======== PROVIDED RECORDS ========
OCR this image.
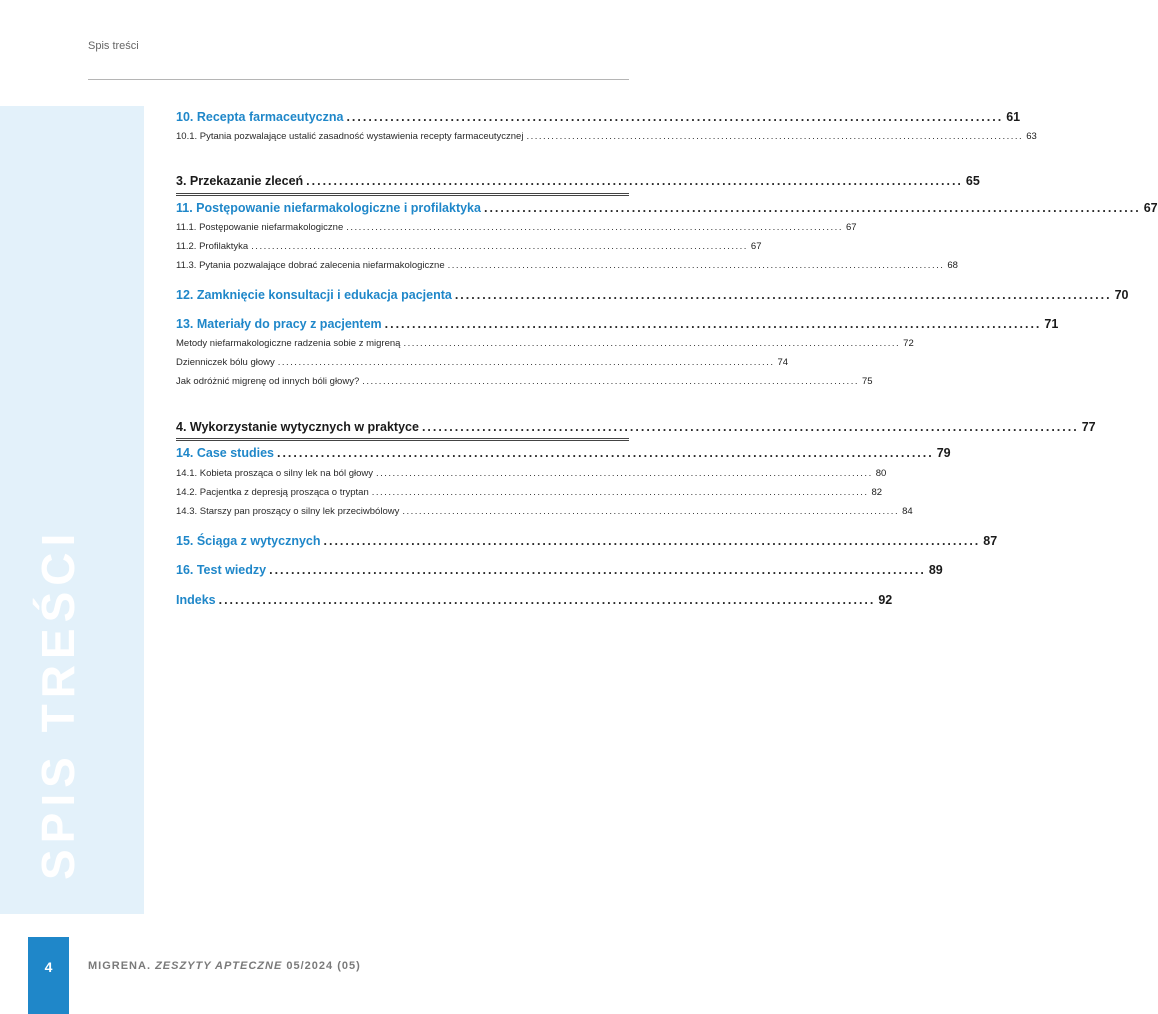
Spis treści
SPIS TREŚCI
10. Recepta farmaceutyczna ........................................................................................................................ 61
10.1. Pytania pozwalające ustalić zasadność wystawienia recepty farmaceutycznej ........................................................................................................................ 63
3. Przekazanie zleceń ........................................................................................................................ 65
11. Postępowanie niefarmakologiczne i profilaktyka ........................................................................................................................ 67
11.1. Postępowanie niefarmakologiczne ........................................................................................................................ 67
11.2. Profilaktyka ........................................................................................................................ 67
11.3. Pytania pozwalające dobrać zalecenia niefarmakologiczne ........................................................................................................................ 68
12. Zamknięcie konsultacji i edukacja pacjenta ........................................................................................................................ 70
13. Materiały do pracy z pacjentem ........................................................................................................................ 71
Metody niefarmakologiczne radzenia sobie z migreną ........................................................................................................................ 72
Dzienniczek bólu głowy ........................................................................................................................ 74
Jak odróżnić migrenę od innych bóli głowy? ........................................................................................................................ 75
4. Wykorzystanie wytycznych w praktyce ........................................................................................................................ 77
14. Case studies ........................................................................................................................ 79
14.1. Kobieta prosząca o silny lek na ból głowy ........................................................................................................................ 80
14.2. Pacjentka z depresją prosząca o tryptan ........................................................................................................................ 82
14.3. Starszy pan proszący o silny lek przeciwbólowy ........................................................................................................................ 84
15. Ściąga z wytycznych ........................................................................................................................ 87
16. Test wiedzy ........................................................................................................................ 89
Indeks ........................................................................................................................ 92
4	MIGRENA. ZESZYTY APTECZNE 05/2024 (05)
========
• **OBJECTIVE**
Locate the lines above that contain "Pytania" and copy them.

• **WRITTEN RESPONSE**
10.1. Pytania pozwalające ustalić zasadność wystawienia recepty farmaceutycznej ........................................................................................................................ 63
11.3. Pytania pozwalające dobrać zalecenia niefarmakologiczne ........................................................................................................................ 68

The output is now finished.